ARTICLE:
# # # #

To resolve this dispute, we need not decide the precise standard of causation that a plaintiff must meet to prove unlawful retaliation under either the state or federal statutes on which Travers's suit rests. The parties appear to agree, as they did when this case came before us on summary judgment, that each statute requires the plaintiff to show " but-for" causation to prove retaliation. See Travers, 737 F.3d at 147 & n.1.
Thus, our task is straightforward. Because we are reviewing a renewed motion for judgment as a matter of law following a jury verdict, we must view the evidence of causation " in the light most favorable to the verdict" and " affirm unless the evidence, together with all reasonable inferences in favor of the verdict, could lead a reasonable person to only one conclusion, namely, that the moving party was entitled to judgment." Astro-Med,
Inc. v. Nihon Kohden Am., Inc., 591 F.3d 1, 13 (1st Cir. 2009) (quotation marks and citations omitted).
FSS argues that it is entitled to judgment as a matter of law because the trial record provides too little evidence to support a finding of but-for causation if we exclude -- as FSS says we must -- one particular piece of testimony that the jury heard. This testimony came from Travers, and it concerned what Travers contends Rob Nichols, a mid-level manager in charge of FSS operations at Logan, told him.

# # # #

ENTRIES PROVIDED:
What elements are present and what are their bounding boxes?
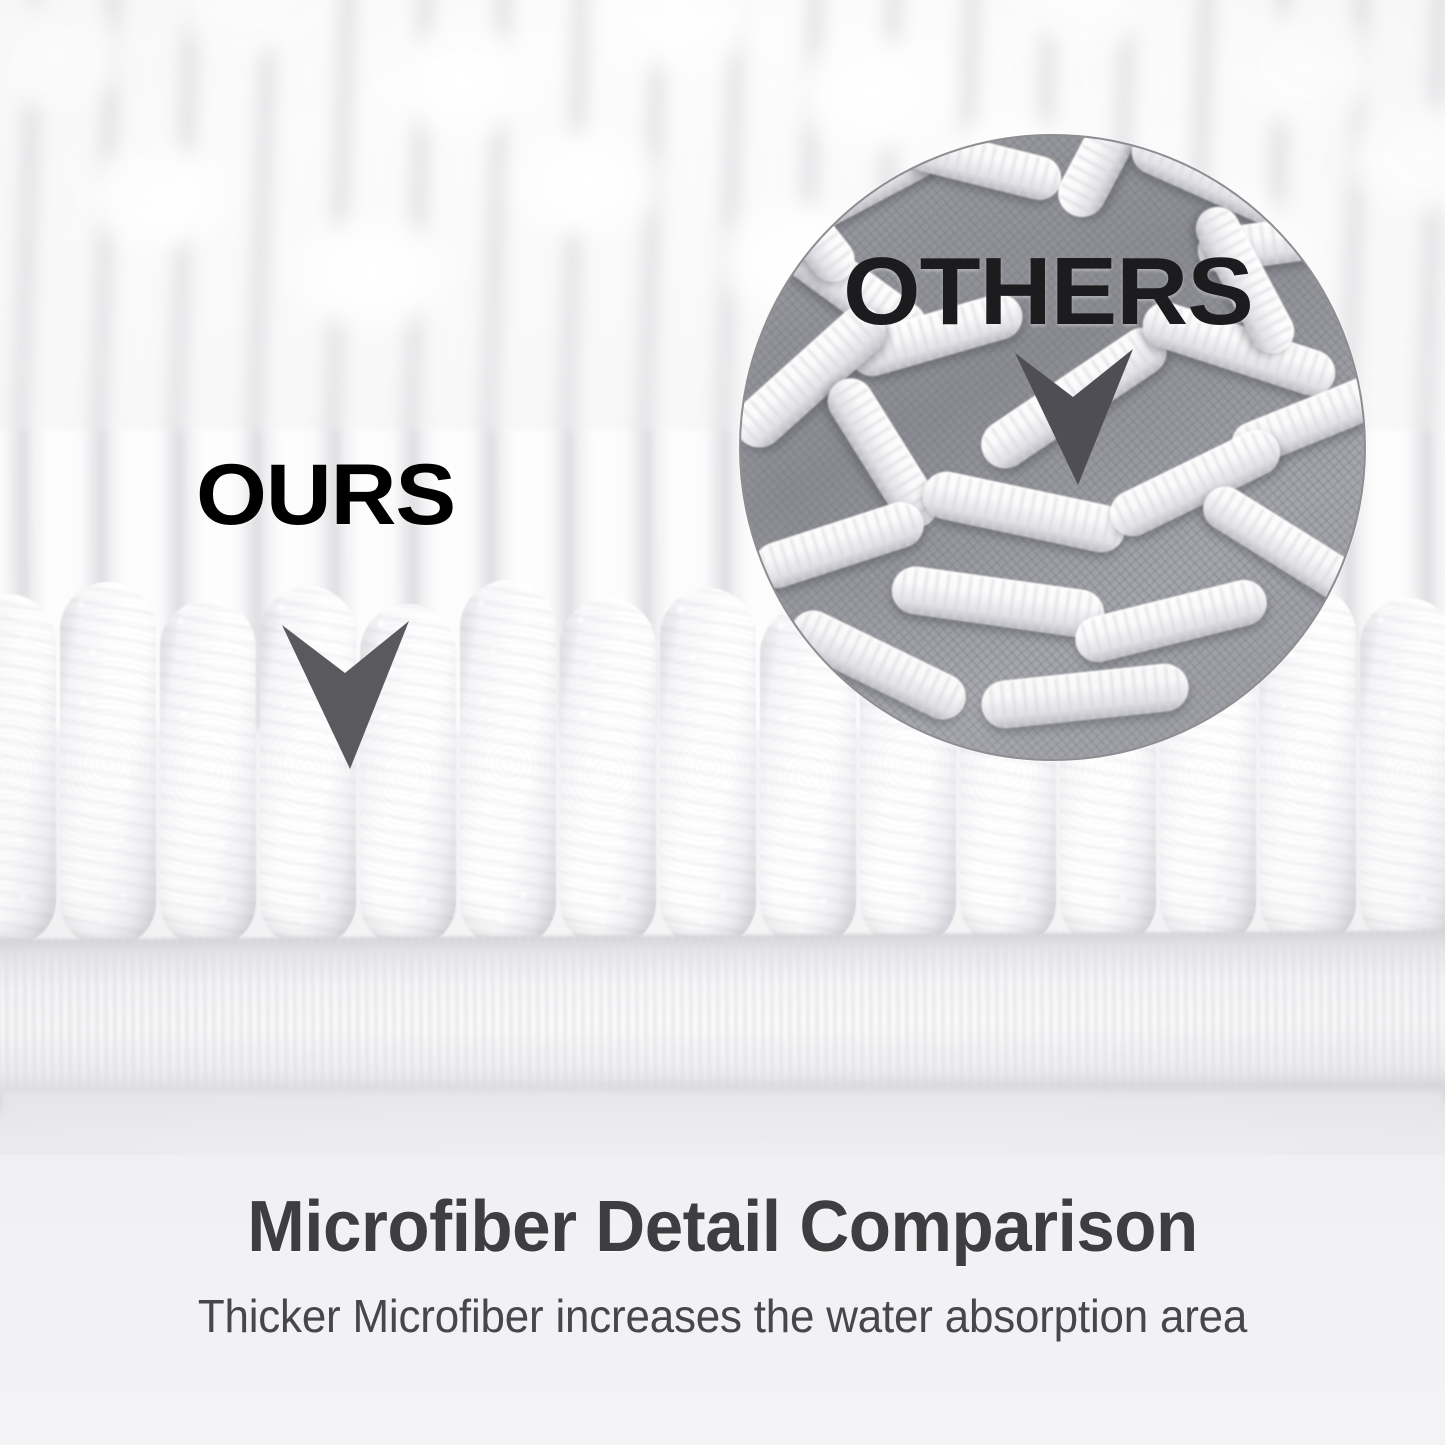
thin-fiber-loop — [1070, 575, 1271, 667]
ours-down-arrow-icon — [278, 617, 413, 772]
caption-subtitle: Thicker Microfiber increases the water a… — [33, 1264, 1413, 1340]
thin-fiber-loop — [900, 134, 1066, 205]
chenille-tuft — [160, 600, 256, 948]
chenille-tuft — [60, 582, 156, 948]
product-photo: OURS — [0, 0, 1445, 1160]
comparison-image: OURS — [0, 0, 1445, 1445]
caption-title: Microfiber Detail Comparison — [29, 1155, 1416, 1264]
caption-block: Microfiber Detail Comparison Thicker Mic… — [0, 1155, 1445, 1445]
thin-fiber-loop — [889, 563, 1108, 640]
others-down-arrow-icon — [1012, 347, 1136, 487]
thin-fiber-loop — [979, 661, 1191, 730]
thin-fiber-loop — [783, 603, 974, 728]
others-label: OTHERS — [843, 244, 1253, 340]
ours-label: OURS — [196, 452, 455, 538]
chenille-tuft — [1360, 598, 1445, 948]
floor-fade — [0, 1090, 1445, 1160]
chenille-tuft — [0, 594, 56, 946]
chenille-tuft — [560, 598, 656, 948]
chenille-tuft — [460, 580, 556, 948]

# # # #

OBJECTIVE:
Please reproduce the part of the court opinion that opens with the words containing "FSS argues that" and closes with "Logan, told him.", changing "testimony" to "statement". Rely only on the court opinion, not the rows.

EXERCISE ANSWER:
FSS argues that it is entitled to judgment as a matter of law because the trial record provides too little evidence to support a finding of but-for causation if we exclude -- as FSS says we must -- one particular piece of statement that the jury heard. This statement came from Travers, and it concerned what Travers contends Rob Nichols, a mid-level manager in charge of FSS operations at Logan, told him.